--- RECORDED DATA ---

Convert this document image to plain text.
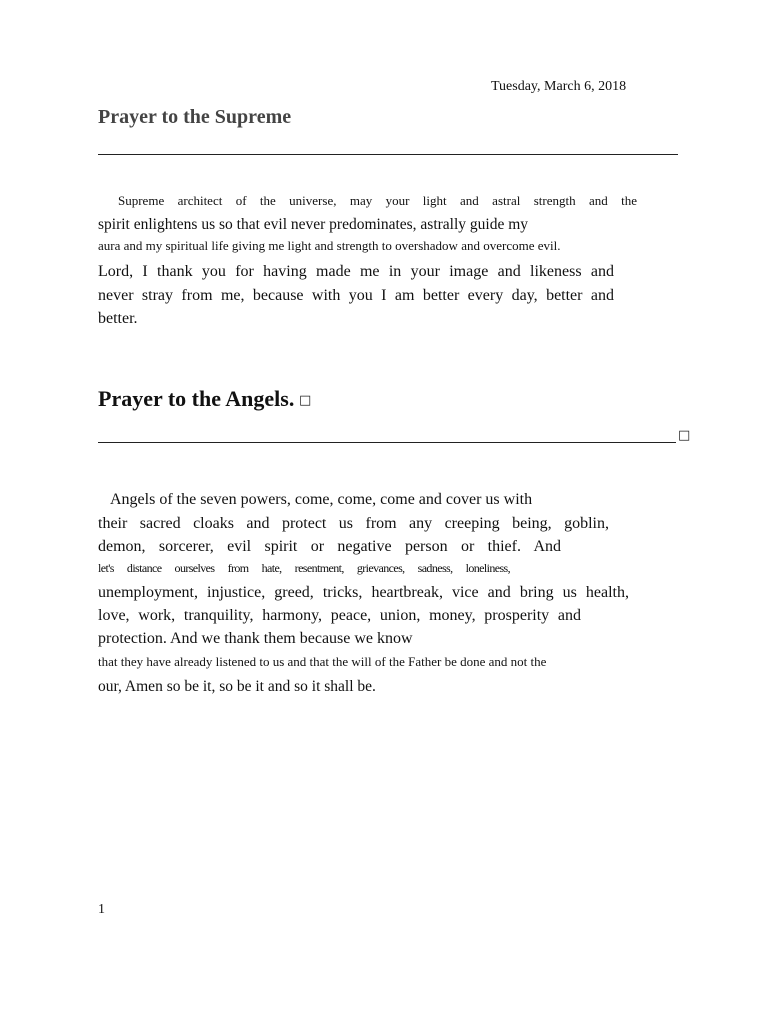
Tuesday, March 6, 2018
Prayer to the Supreme
Supreme architect of the universe, may your light and astral strength and the
spirit enlightens us so that evil never predominates, astrally guide my
aura and my spiritual life giving me light and strength to overshadow and overcome evil.
Lord, I thank you for having made me in your image and likeness and
never stray from me, because with you I am better every day, better and
better.
Prayer to the Angels. □
□
Angels of the seven powers, come, come, come and cover us with
their sacred cloaks and protect us from any creeping being, goblin,
demon, sorcerer, evil spirit or negative person or thief. And
let's distance ourselves from hate, resentment, grievances, sadness, loneliness,
unemployment, injustice, greed, tricks, heartbreak, vice and bring us health,
love, work, tranquility, harmony, peace, union, money, prosperity and
protection. And we thank them because we know
that they have already listened to us and that the will of the Father be done and not the
our, Amen so be it, so be it and so it shall be.
1
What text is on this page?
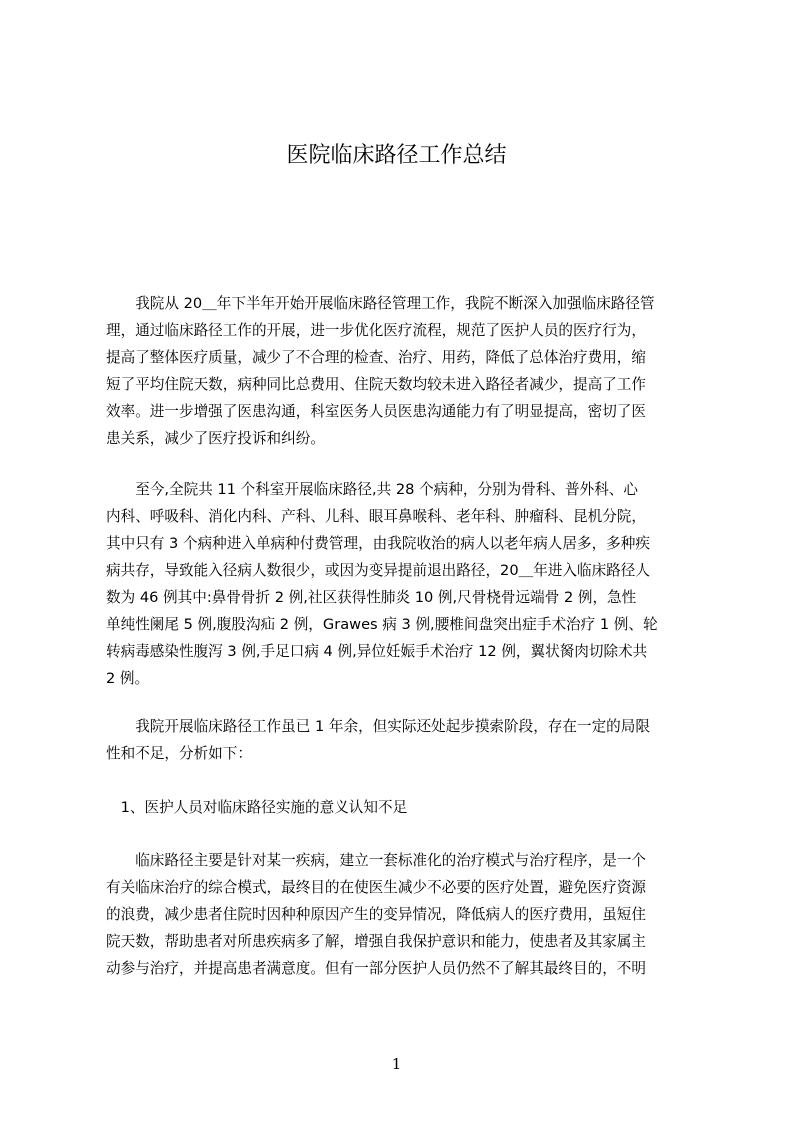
医院临床路径工作总结
　　我院从 20＿年下半年开始开展临床路径管理工作，我院不断深入加强临床路径管
理，通过临床路径工作的开展，进一步优化医疗流程，规范了医护人员的医疗行为，
提高了整体医疗质量，减少了不合理的检查、治疗、用药，降低了总体治疗费用，缩
短了平均住院天数，病种同比总费用、住院天数均较未进入路径者减少，提高了工作
效率。进一步增强了医患沟通，科室医务人员医患沟通能力有了明显提高，密切了医
患关系，减少了医疗投诉和纠纷。
　　至今,全院共 11 个科室开展临床路径,共 28 个病种，分别为骨科、普外科、心
内科、呼吸科、消化内科、产科、儿科、眼耳鼻喉科、老年科、肿瘤科、昆机分院，
其中只有 3 个病种进入单病种付费管理，由我院收治的病人以老年病人居多，多种疾
病共存，导致能入径病人数很少，或因为变异提前退出路径，20＿年进入临床路径人
数为 46 例其中:鼻骨骨折 2 例,社区获得性肺炎 10 例,尺骨桡骨远端骨 2 例，急性
单纯性阑尾 5 例,腹股沟疝 2 例，Grawes 病 3 例,腰椎间盘突出症手术治疗 1 例、轮
转病毒感染性腹泻 3 例,手足口病 4 例,异位妊娠手术治疗 12 例，翼状胬肉切除术共
2 例。
　　我院开展临床路径工作虽已 1 年余，但实际还处起步摸索阶段，存在一定的局限
性和不足，分析如下：
　1、医护人员对临床路径实施的意义认知不足
　　临床路径主要是针对某一疾病，建立一套标准化的治疗模式与治疗程序，是一个
有关临床治疗的综合模式，最终目的在使医生减少不必要的医疗处置，避免医疗资源
的浪费，减少患者住院时因种种原因产生的变异情况，降低病人的医疗费用，虽短住
院天数，帮助患者对所患疾病多了解，增强自我保护意识和能力，使患者及其家属主
动参与治疗，并提高患者满意度。但有一部分医护人员仍然不了解其最终目的，不明
1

---

▶ **STATED PROBLEM**: Give the data again exactly as written, with all pictures left out.

▶ **ANSWER TO THE TASK**:
Convert this document image to plain text.
Tuesday, March 6, 2018
Prayer to the Supreme
Supreme architect of the universe, may your light and astral strength and the
spirit enlightens us so that evil never predominates, astrally guide my
aura and my spiritual life giving me light and strength to overshadow and overcome evil.
Lord, I thank you for having made me in your image and likeness and
never stray from me, because with you I am better every day, better and
better.
Prayer to the Angels. □
□
Angels of the seven powers, come, come, come and cover us with
their sacred cloaks and protect us from any creeping being, goblin,
demon, sorcerer, evil spirit or negative person or thief. And
let's distance ourselves from hate, resentment, grievances, sadness, loneliness,
unemployment, injustice, greed, tricks, heartbreak, vice and bring us health,
love, work, tranquility, harmony, peace, union, money, prosperity and
protection. And we thank them because we know
that they have already listened to us and that the will of the Father be done and not the
our, Amen so be it, so be it and so it shall be.
1
What text is on this page?
医院临床路径工作总结
　　我院从 20＿年下半年开始开展临床路径管理工作，我院不断深入加强临床路径管
理，通过临床路径工作的开展，进一步优化医疗流程，规范了医护人员的医疗行为，
提高了整体医疗质量，减少了不合理的检查、治疗、用药，降低了总体治疗费用，缩
短了平均住院天数，病种同比总费用、住院天数均较未进入路径者减少，提高了工作
效率。进一步增强了医患沟通，科室医务人员医患沟通能力有了明显提高，密切了医
患关系，减少了医疗投诉和纠纷。
　　至今,全院共 11 个科室开展临床路径,共 28 个病种，分别为骨科、普外科、心
内科、呼吸科、消化内科、产科、儿科、眼耳鼻喉科、老年科、肿瘤科、昆机分院，
其中只有 3 个病种进入单病种付费管理，由我院收治的病人以老年病人居多，多种疾
病共存，导致能入径病人数很少，或因为变异提前退出路径，20＿年进入临床路径人
数为 46 例其中:鼻骨骨折 2 例,社区获得性肺炎 10 例,尺骨桡骨远端骨 2 例，急性
单纯性阑尾 5 例,腹股沟疝 2 例，Grawes 病 3 例,腰椎间盘突出症手术治疗 1 例、轮
转病毒感染性腹泻 3 例,手足口病 4 例,异位妊娠手术治疗 12 例，翼状胬肉切除术共
2 例。
　　我院开展临床路径工作虽已 1 年余，但实际还处起步摸索阶段，存在一定的局限
性和不足，分析如下：
　1、医护人员对临床路径实施的意义认知不足
　　临床路径主要是针对某一疾病，建立一套标准化的治疗模式与治疗程序，是一个
有关临床治疗的综合模式，最终目的在使医生减少不必要的医疗处置，避免医疗资源
的浪费，减少患者住院时因种种原因产生的变异情况，降低病人的医疗费用，虽短住
院天数，帮助患者对所患疾病多了解，增强自我保护意识和能力，使患者及其家属主
动参与治疗，并提高患者满意度。但有一部分医护人员仍然不了解其最终目的，不明
1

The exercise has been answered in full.